**What needs to be done:**
Reproduce the listing below, substituting "chart-marker" for every occurrence of "data-point" and leaving everything else unchanged.

(Layout coordinate data)
★ ★ ★ ★

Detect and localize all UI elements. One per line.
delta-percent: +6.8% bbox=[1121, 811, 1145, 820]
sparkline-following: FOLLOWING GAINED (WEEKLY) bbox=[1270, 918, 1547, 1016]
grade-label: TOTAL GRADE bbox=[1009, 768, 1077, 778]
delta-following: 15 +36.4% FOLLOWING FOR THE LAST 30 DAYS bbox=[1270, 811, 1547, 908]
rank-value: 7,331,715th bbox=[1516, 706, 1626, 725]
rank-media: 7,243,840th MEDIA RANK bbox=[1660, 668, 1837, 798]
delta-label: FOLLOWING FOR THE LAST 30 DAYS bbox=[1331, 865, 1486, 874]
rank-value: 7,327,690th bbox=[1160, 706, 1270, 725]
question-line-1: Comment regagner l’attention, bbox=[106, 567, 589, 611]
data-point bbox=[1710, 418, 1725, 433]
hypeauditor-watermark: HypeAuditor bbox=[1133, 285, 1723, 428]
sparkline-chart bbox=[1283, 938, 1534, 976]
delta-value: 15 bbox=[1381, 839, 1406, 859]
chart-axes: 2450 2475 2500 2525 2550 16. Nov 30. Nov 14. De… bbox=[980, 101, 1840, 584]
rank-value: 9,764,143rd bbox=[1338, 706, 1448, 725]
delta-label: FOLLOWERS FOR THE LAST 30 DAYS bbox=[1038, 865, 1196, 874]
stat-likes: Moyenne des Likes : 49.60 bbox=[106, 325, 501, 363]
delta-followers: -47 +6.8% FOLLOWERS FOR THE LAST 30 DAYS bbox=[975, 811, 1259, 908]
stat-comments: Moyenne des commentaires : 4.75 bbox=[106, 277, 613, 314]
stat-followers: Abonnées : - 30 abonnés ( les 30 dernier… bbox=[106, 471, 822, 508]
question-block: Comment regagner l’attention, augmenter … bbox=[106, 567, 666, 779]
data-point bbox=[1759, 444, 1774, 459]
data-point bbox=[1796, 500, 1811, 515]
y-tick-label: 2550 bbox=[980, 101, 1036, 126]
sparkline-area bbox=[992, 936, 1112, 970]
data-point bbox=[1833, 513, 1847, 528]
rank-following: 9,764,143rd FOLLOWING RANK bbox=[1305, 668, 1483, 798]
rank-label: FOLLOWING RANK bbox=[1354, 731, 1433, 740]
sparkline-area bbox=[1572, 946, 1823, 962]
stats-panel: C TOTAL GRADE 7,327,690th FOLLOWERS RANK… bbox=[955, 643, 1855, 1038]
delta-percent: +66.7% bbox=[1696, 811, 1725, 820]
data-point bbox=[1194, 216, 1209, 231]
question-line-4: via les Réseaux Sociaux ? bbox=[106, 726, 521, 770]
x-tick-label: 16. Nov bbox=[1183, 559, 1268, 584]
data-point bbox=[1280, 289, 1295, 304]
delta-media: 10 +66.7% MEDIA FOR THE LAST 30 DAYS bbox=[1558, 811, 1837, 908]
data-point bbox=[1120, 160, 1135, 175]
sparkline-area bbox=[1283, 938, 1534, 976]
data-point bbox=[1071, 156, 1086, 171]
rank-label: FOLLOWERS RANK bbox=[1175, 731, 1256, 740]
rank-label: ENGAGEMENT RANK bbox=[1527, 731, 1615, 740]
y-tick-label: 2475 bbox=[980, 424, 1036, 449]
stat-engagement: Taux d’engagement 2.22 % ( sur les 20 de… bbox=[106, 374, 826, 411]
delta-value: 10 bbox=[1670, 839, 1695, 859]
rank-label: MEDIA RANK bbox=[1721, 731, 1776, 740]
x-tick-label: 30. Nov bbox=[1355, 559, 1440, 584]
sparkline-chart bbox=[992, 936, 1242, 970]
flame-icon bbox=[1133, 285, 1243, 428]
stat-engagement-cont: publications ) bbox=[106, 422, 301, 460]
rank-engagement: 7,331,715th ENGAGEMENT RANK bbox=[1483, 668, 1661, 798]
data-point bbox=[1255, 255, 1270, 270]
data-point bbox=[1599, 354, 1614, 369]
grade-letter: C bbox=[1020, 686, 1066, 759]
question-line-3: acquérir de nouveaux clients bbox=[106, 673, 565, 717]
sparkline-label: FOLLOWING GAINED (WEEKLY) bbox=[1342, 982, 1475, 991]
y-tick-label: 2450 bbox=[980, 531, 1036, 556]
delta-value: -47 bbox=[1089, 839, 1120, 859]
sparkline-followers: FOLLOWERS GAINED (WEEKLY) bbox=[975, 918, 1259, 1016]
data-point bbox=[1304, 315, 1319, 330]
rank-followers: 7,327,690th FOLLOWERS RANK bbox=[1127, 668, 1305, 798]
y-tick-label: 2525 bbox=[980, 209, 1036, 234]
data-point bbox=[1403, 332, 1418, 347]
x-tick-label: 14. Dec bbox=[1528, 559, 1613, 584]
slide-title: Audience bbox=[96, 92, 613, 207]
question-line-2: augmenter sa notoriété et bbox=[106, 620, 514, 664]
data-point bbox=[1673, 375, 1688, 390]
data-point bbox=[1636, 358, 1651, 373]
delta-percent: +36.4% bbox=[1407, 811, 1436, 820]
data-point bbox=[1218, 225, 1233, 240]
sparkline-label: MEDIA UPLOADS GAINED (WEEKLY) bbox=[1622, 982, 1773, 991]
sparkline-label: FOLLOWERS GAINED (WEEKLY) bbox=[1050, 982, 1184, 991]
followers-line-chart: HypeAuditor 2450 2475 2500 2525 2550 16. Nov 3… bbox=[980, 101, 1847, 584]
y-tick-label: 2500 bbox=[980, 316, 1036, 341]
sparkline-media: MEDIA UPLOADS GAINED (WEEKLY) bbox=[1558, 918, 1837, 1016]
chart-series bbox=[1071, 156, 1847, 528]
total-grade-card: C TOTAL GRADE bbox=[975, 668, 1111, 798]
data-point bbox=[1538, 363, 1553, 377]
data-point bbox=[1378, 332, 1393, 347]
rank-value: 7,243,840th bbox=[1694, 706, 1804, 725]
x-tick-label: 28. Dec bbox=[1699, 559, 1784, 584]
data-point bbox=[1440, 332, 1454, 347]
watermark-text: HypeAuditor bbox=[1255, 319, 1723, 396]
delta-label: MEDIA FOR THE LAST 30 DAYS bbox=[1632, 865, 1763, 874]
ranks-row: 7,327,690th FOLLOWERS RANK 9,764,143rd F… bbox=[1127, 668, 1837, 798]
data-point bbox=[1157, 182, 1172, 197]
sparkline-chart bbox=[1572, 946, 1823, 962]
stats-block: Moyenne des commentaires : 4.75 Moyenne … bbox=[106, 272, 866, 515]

★ ★ ★ ★

**Solved problem:**
Detect and localize all UI elements. One per line.
delta-percent: +6.8% bbox=[1121, 811, 1145, 820]
sparkline-following: FOLLOWING GAINED (WEEKLY) bbox=[1270, 918, 1547, 1016]
grade-label: TOTAL GRADE bbox=[1009, 768, 1077, 778]
delta-following: 15 +36.4% FOLLOWING FOR THE LAST 30 DAYS bbox=[1270, 811, 1547, 908]
rank-value: 7,331,715th bbox=[1516, 706, 1626, 725]
rank-media: 7,243,840th MEDIA RANK bbox=[1660, 668, 1837, 798]
delta-label: FOLLOWING FOR THE LAST 30 DAYS bbox=[1331, 865, 1486, 874]
rank-value: 7,327,690th bbox=[1160, 706, 1270, 725]
question-line-1: Comment regagner l’attention, bbox=[106, 567, 589, 611]
chart-marker bbox=[1710, 418, 1725, 433]
hypeauditor-watermark: HypeAuditor bbox=[1133, 285, 1723, 428]
sparkline-chart bbox=[1283, 938, 1534, 976]
delta-value: 15 bbox=[1381, 839, 1406, 859]
chart-axes: 2450 2475 2500 2525 2550 16. Nov 30. Nov 14. De… bbox=[980, 101, 1840, 584]
rank-value: 9,764,143rd bbox=[1338, 706, 1448, 725]
delta-label: FOLLOWERS FOR THE LAST 30 DAYS bbox=[1038, 865, 1196, 874]
stat-likes: Moyenne des Likes : 49.60 bbox=[106, 325, 501, 363]
delta-followers: -47 +6.8% FOLLOWERS FOR THE LAST 30 DAYS bbox=[975, 811, 1259, 908]
stat-comments: Moyenne des commentaires : 4.75 bbox=[106, 277, 613, 314]
stat-followers: Abonnées : - 30 abonnés ( les 30 dernier… bbox=[106, 471, 822, 508]
question-block: Comment regagner l’attention, augmenter … bbox=[106, 567, 666, 779]
chart-marker bbox=[1759, 444, 1774, 459]
chart-marker bbox=[1796, 500, 1811, 515]
y-tick-label: 2550 bbox=[980, 101, 1036, 126]
sparkline-area bbox=[992, 936, 1112, 970]
chart-marker bbox=[1833, 513, 1847, 528]
rank-following: 9,764,143rd FOLLOWING RANK bbox=[1305, 668, 1483, 798]
rank-label: FOLLOWING RANK bbox=[1354, 731, 1433, 740]
sparkline-area bbox=[1572, 946, 1823, 962]
stats-panel: C TOTAL GRADE 7,327,690th FOLLOWERS RANK… bbox=[955, 643, 1855, 1038]
delta-percent: +66.7% bbox=[1696, 811, 1725, 820]
chart-marker bbox=[1194, 216, 1209, 231]
question-line-4: via les Réseaux Sociaux ? bbox=[106, 726, 521, 770]
x-tick-label: 16. Nov bbox=[1183, 559, 1268, 584]
chart-marker bbox=[1280, 289, 1295, 304]
delta-media: 10 +66.7% MEDIA FOR THE LAST 30 DAYS bbox=[1558, 811, 1837, 908]
chart-marker bbox=[1120, 160, 1135, 175]
sparkline-area bbox=[1283, 938, 1534, 976]
chart-marker bbox=[1071, 156, 1086, 171]
rank-label: FOLLOWERS RANK bbox=[1175, 731, 1256, 740]
rank-label: ENGAGEMENT RANK bbox=[1527, 731, 1615, 740]
y-tick-label: 2475 bbox=[980, 424, 1036, 449]
stat-engagement: Taux d’engagement 2.22 % ( sur les 20 de… bbox=[106, 374, 826, 411]
delta-value: 10 bbox=[1670, 839, 1695, 859]
rank-label: MEDIA RANK bbox=[1721, 731, 1776, 740]
x-tick-label: 30. Nov bbox=[1355, 559, 1440, 584]
sparkline-chart bbox=[992, 936, 1242, 970]
flame-icon bbox=[1133, 285, 1243, 428]
stat-engagement-cont: publications ) bbox=[106, 422, 301, 460]
rank-engagement: 7,331,715th ENGAGEMENT RANK bbox=[1483, 668, 1661, 798]
chart-marker bbox=[1255, 255, 1270, 270]
chart-marker bbox=[1599, 354, 1614, 369]
grade-letter: C bbox=[1020, 686, 1066, 759]
question-line-3: acquérir de nouveaux clients bbox=[106, 673, 565, 717]
sparkline-label: FOLLOWING GAINED (WEEKLY) bbox=[1342, 982, 1475, 991]
y-tick-label: 2450 bbox=[980, 531, 1036, 556]
delta-value: -47 bbox=[1089, 839, 1120, 859]
sparkline-followers: FOLLOWERS GAINED (WEEKLY) bbox=[975, 918, 1259, 1016]
chart-marker bbox=[1304, 315, 1319, 330]
rank-followers: 7,327,690th FOLLOWERS RANK bbox=[1127, 668, 1305, 798]
y-tick-label: 2525 bbox=[980, 209, 1036, 234]
chart-marker bbox=[1403, 332, 1418, 347]
x-tick-label: 14. Dec bbox=[1528, 559, 1613, 584]
slide-title: Audience bbox=[96, 92, 613, 207]
question-line-2: augmenter sa notoriété et bbox=[106, 620, 514, 664]
chart-marker bbox=[1673, 375, 1688, 390]
chart-marker bbox=[1636, 358, 1651, 373]
delta-percent: +36.4% bbox=[1407, 811, 1436, 820]
chart-marker bbox=[1218, 225, 1233, 240]
sparkline-label: MEDIA UPLOADS GAINED (WEEKLY) bbox=[1622, 982, 1773, 991]
sparkline-label: FOLLOWERS GAINED (WEEKLY) bbox=[1050, 982, 1184, 991]
followers-line-chart: HypeAuditor 2450 2475 2500 2525 2550 16. Nov 3… bbox=[980, 101, 1847, 584]
y-tick-label: 2500 bbox=[980, 316, 1036, 341]
sparkline-media: MEDIA UPLOADS GAINED (WEEKLY) bbox=[1558, 918, 1837, 1016]
chart-series bbox=[1071, 156, 1847, 528]
total-grade-card: C TOTAL GRADE bbox=[975, 668, 1111, 798]
chart-marker bbox=[1538, 363, 1553, 377]
chart-marker bbox=[1378, 332, 1393, 347]
rank-value: 7,243,840th bbox=[1694, 706, 1804, 725]
x-tick-label: 28. Dec bbox=[1699, 559, 1784, 584]
chart-marker bbox=[1440, 332, 1454, 347]
watermark-text: HypeAuditor bbox=[1255, 319, 1723, 396]
delta-label: MEDIA FOR THE LAST 30 DAYS bbox=[1632, 865, 1763, 874]
ranks-row: 7,327,690th FOLLOWERS RANK 9,764,143rd F… bbox=[1127, 668, 1837, 798]
chart-marker bbox=[1157, 182, 1172, 197]
sparkline-chart bbox=[1572, 946, 1823, 962]
stats-block: Moyenne des commentaires : 4.75 Moyenne … bbox=[106, 272, 866, 515]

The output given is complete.